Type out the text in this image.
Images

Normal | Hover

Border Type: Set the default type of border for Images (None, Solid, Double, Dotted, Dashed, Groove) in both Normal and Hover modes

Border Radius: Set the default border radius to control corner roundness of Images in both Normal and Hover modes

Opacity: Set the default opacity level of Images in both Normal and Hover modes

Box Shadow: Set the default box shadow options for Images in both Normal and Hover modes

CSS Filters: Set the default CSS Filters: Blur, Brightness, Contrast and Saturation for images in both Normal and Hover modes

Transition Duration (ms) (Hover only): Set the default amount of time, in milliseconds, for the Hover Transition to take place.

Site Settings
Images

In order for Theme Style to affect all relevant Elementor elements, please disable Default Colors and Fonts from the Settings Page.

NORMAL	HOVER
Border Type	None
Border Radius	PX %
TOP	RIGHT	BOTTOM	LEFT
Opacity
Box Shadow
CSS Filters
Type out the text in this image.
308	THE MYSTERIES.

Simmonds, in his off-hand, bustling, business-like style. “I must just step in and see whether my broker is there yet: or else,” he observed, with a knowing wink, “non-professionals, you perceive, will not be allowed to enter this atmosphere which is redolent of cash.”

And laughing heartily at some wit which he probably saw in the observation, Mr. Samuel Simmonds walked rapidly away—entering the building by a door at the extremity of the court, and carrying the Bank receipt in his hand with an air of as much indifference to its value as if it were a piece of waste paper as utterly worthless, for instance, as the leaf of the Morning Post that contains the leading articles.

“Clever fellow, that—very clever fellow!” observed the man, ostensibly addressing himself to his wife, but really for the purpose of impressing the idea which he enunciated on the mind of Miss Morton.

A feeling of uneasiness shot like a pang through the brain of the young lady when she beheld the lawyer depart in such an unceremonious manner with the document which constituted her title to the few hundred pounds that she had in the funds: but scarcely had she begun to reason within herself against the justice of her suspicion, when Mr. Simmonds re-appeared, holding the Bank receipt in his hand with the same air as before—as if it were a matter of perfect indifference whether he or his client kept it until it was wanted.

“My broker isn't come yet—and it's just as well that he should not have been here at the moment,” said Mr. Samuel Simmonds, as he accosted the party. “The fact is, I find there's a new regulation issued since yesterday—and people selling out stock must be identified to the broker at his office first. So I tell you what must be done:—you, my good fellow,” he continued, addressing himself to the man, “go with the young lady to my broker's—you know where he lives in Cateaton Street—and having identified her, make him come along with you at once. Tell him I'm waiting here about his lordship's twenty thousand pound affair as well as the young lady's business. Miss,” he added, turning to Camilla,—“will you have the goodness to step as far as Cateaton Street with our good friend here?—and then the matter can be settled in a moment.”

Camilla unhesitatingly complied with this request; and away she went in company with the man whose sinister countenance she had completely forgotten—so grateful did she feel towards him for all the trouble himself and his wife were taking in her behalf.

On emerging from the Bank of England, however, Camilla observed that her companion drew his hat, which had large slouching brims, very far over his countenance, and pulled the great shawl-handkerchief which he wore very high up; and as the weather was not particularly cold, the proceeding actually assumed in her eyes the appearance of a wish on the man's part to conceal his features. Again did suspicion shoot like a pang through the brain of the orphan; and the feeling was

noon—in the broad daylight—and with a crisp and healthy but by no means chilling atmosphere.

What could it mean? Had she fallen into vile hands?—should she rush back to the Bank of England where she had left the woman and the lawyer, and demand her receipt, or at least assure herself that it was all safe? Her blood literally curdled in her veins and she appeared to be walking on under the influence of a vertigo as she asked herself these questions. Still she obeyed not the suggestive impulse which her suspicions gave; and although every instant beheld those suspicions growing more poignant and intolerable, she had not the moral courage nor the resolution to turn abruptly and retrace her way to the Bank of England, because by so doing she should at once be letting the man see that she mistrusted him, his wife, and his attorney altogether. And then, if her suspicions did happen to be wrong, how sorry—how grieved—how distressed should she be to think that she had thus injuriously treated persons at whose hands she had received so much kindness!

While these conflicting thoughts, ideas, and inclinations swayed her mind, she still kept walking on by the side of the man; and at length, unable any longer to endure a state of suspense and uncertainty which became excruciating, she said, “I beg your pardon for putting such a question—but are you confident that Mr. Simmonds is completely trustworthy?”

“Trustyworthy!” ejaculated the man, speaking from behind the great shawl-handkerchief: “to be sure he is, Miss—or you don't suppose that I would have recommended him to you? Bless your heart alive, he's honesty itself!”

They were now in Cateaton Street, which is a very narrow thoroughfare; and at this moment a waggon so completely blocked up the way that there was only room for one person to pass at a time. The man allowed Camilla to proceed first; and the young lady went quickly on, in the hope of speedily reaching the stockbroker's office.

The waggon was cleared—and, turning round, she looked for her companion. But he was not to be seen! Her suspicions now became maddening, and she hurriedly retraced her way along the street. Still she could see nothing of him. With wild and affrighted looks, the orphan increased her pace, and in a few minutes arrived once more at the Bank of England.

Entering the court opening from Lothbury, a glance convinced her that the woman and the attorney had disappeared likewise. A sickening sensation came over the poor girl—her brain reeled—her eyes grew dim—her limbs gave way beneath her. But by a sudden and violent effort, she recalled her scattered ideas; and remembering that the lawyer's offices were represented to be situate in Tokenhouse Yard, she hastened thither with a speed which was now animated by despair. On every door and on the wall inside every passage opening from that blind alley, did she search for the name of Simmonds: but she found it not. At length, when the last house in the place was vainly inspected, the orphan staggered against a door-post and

What to produce –
Identify each line in the records above that contains the word "atmosphere", and copy it out in full.

Complete response –
Simmonds, in his off-hand, bustling, business-like style. “I must just step in and see whether my broker is there yet: or else,” he observed, with a knowing wink, “non-professionals, you perceive, will not be allowed to enter this atmosphere which is redolent of cash.”
noon—in the broad daylight—and with a crisp and healthy but by no means chilling atmosphere.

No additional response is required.